(Layout coordinate data)
╔══

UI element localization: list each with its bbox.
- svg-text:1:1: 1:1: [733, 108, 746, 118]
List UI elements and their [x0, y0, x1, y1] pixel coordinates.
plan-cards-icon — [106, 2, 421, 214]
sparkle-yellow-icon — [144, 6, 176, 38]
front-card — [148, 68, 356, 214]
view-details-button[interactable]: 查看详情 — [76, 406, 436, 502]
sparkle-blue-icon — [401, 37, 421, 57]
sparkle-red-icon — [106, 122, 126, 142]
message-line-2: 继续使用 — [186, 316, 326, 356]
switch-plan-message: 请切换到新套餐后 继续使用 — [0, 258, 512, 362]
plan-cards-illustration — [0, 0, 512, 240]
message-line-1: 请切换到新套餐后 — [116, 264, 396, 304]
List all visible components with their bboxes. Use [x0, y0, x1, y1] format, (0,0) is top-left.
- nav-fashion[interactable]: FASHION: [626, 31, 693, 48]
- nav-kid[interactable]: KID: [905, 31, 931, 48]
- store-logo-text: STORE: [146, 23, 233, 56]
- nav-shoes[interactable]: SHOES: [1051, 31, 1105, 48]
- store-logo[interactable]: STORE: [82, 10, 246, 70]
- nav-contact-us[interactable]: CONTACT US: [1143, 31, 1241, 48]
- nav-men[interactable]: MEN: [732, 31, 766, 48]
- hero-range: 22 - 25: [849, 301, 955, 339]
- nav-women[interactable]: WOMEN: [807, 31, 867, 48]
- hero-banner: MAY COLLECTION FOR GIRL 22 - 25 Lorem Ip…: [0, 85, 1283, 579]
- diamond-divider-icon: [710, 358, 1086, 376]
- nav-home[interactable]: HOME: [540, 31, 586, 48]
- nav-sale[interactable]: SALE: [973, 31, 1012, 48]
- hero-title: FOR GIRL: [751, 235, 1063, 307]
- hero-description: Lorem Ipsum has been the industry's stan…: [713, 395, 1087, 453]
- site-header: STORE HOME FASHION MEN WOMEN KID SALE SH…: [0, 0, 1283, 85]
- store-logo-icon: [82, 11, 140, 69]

╚══

*Task:* Present every line of the items above as a numbered list, skipping any blank lines.

*Exercise solution:*
1. UI element localization: list each with its bbox.
2. - svg-text:1:1: 1:1: [733, 108, 746, 118]
3. List UI elements and their [x0, y0, x1, y1] pixel coordinates.
4. plan-cards-icon — [106, 2, 421, 214]
5. sparkle-yellow-icon — [144, 6, 176, 38]
6. front-card — [148, 68, 356, 214]
7. view-details-button[interactable]: 查看详情 — [76, 406, 436, 502]
8. sparkle-blue-icon — [401, 37, 421, 57]
9. sparkle-red-icon — [106, 122, 126, 142]
10. message-line-2: 继续使用 — [186, 316, 326, 356]
11. switch-plan-message: 请切换到新套餐后 继续使用 — [0, 258, 512, 362]
12. plan-cards-illustration — [0, 0, 512, 240]
13. message-line-1: 请切换到新套餐后 — [116, 264, 396, 304]
14. List all visible components with their bboxes. Use [x0, y0, x1, y1] format, (0,0) is top-left.
15. - nav-fashion[interactable]: FASHION: [626, 31, 693, 48]
16. - nav-kid[interactable]: KID: [905, 31, 931, 48]
17. - store-logo-text: STORE: [146, 23, 233, 56]
18. - nav-shoes[interactable]: SHOES: [1051, 31, 1105, 48]
19. - store-logo[interactable]: STORE: [82, 10, 246, 70]
20. - nav-contact-us[interactable]: CONTACT US: [1143, 31, 1241, 48]
21. - nav-men[interactable]: MEN: [732, 31, 766, 48]
22. - hero-range: 22 - 25: [849, 301, 955, 339]
23. - nav-women[interactable]: WOMEN: [807, 31, 867, 48]
24. - hero-banner: MAY COLLECTION FOR GIRL 22 - 25 Lorem Ip…: [0, 85, 1283, 579]
25. - diamond-divider-icon: [710, 358, 1086, 376]
26. - nav-home[interactable]: HOME: [540, 31, 586, 48]
27. - nav-sale[interactable]: SALE: [973, 31, 1012, 48]
28. - hero-title: FOR GIRL: [751, 235, 1063, 307]
29. - hero-description: Lorem Ipsum has been the industry's stan…: [713, 395, 1087, 453]
30. - site-header: STORE HOME FASHION MEN WOMEN KID SALE SH…: [0, 0, 1283, 85]
31. - store-logo-icon: [82, 11, 140, 69]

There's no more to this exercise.